Stored records
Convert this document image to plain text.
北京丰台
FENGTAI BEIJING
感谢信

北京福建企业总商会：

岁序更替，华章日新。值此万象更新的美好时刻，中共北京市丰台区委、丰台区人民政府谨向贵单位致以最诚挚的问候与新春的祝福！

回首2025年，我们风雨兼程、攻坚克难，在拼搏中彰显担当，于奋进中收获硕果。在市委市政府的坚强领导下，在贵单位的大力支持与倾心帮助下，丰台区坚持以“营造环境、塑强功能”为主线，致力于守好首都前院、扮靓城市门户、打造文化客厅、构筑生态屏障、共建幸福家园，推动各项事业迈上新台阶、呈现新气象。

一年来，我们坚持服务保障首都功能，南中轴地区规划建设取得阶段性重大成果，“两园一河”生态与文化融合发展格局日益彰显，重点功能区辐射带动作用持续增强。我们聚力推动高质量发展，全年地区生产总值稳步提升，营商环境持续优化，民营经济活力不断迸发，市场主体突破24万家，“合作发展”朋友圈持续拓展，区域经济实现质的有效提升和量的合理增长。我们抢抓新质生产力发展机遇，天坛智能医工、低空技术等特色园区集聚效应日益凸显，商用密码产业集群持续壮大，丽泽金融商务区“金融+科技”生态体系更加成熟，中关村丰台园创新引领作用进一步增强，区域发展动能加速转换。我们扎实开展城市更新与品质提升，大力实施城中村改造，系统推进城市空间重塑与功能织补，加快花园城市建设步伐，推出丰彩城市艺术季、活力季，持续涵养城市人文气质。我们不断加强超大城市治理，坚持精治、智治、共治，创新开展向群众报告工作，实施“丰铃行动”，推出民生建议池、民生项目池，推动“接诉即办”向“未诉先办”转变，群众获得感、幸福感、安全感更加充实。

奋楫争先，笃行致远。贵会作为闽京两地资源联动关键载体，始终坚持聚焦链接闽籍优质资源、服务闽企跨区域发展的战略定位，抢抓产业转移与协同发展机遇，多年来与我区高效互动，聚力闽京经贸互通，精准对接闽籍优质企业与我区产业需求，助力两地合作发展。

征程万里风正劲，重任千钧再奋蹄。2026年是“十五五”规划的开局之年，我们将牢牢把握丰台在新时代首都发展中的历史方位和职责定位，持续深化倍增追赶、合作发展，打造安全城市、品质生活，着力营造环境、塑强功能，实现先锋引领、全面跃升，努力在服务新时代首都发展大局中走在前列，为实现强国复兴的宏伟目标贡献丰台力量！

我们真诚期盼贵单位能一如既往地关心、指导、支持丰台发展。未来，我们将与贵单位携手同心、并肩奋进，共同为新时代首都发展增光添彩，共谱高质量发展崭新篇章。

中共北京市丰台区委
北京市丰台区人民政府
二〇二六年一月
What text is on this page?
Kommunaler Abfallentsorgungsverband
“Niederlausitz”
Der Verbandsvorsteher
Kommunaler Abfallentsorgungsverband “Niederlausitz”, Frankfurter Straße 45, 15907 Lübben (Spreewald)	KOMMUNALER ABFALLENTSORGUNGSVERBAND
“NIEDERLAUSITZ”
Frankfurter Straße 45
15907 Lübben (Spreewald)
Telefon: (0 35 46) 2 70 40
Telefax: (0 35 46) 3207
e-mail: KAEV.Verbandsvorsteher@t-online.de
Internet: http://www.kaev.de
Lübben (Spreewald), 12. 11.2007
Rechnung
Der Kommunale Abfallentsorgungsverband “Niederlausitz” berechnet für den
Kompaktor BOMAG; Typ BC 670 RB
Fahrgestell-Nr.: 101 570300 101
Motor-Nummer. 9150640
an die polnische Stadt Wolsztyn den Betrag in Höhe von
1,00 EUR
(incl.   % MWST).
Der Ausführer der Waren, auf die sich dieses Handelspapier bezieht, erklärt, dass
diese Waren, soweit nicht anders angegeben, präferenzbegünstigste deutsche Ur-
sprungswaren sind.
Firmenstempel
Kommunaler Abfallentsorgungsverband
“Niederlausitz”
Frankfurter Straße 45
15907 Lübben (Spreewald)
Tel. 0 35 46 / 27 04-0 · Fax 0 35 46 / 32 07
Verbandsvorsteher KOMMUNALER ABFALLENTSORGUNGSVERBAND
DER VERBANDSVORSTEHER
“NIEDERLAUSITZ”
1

▸ Required task
In the records above, collect each line with "Lübben".

▸ Response
Kommunaler Abfallentsorgungsverband “Niederlausitz”, Frankfurter Straße 45, 15907 Lübben (Spreewald)	KOMMUNALER ABFALLENTSORGUNGSVERBAND
15907 Lübben (Spreewald)
Lübben (Spreewald), 12. 11.2007
15907 Lübben (Spreewald)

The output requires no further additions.